# [Instructions to follow]
From the listing below, pull out all lines with "recursos" in them.

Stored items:
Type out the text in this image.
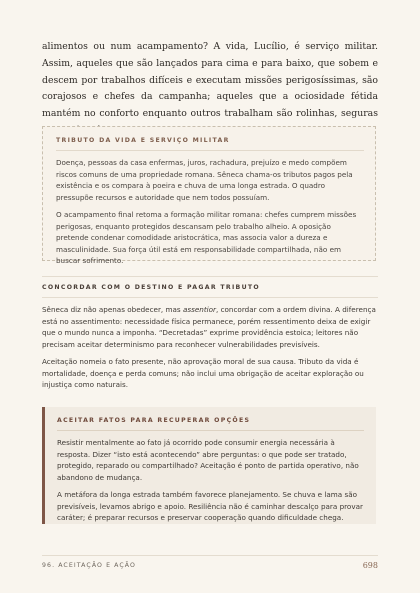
alimentos ou num acampamento? A vida, Lucílio, é serviço militar. Assim, aqueles que são lançados para cima e para baixo, que sobem e descem por trabalhos difíceis e executam missões perigosíssimas, são corajosos e chefes da campanha; aqueles que a ociosidade fétida mantém no conforto enquanto outros trabalham são rolinhas, seguras

TRIBUTO DA VIDA E SERVIÇO MILITAR

Doença, pessoas da casa enfermas, juros, rachadura, prejuízo e medo compõem riscos comuns de uma propriedade romana. Sêneca chama-os tributos pagos pela existência e os compara à poeira e chuva de uma longa estrada. O quadro pressupõe recursos e autoridade que nem todos possuíam.

O acampamento final retoma a formação militar romana: chefes cumprem missões perigosas, enquanto protegidos descansam pelo trabalho alheio. A oposição pretende condenar comodidade aristocrática, mas associa valor a dureza e masculinidade. Sua força útil está em responsabilidade compartilhada, não em buscar sofrimento.

CONCORDAR COM O DESTINO E PAGAR TRIBUTO

Sêneca diz não apenas obedecer, mas assentior, concordar com a ordem divina. A diferença está no assentimento: necessidade física permanece, porém ressentimento deixa de exigir que o mundo nunca a imponha. “Decretadas” exprime providência estoica; leitores não precisam aceitar determinismo para reconhecer vulnerabilidades previsíveis.

Aceitação nomeia o fato presente, não aprovação moral de sua causa. Tributo da vida é mortalidade, doença e perda comuns; não inclui uma obrigação de aceitar exploração ou injustiça como naturais.

ACEITAR FATOS PARA RECUPERAR OPÇÕES

Resistir mentalmente ao fato já ocorrido pode consumir energia necessária à resposta. Dizer “isto está acontecendo” abre perguntas: o que pode ser tratado, protegido, reparado ou compartilhado? Aceitação é ponto de partida operativo, não abandono de mudança.

A metáfora da longa estrada também favorece planejamento. Se chuva e lama são previsíveis, levamos abrigo e apoio. Resiliência não é caminhar descalço para provar caráter; é preparar recursos e preservar cooperação quando dificuldade chega.

96. ACEITAÇÃO E AÇÃO	698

# [Solution for this task]
Doença, pessoas da casa enfermas, juros, rachadura, prejuízo e medo compõem riscos comuns de uma propriedade romana. Sêneca chama-os tributos pagos pela existência e os compara à poeira e chuva de uma longa estrada. O quadro pressupõe recursos e autoridade que nem todos possuíam.
A metáfora da longa estrada também favorece planejamento. Se chuva e lama são previsíveis, levamos abrigo e apoio. Resiliência não é caminhar descalço para provar caráter; é preparar recursos e preservar cooperação quando dificuldade chega.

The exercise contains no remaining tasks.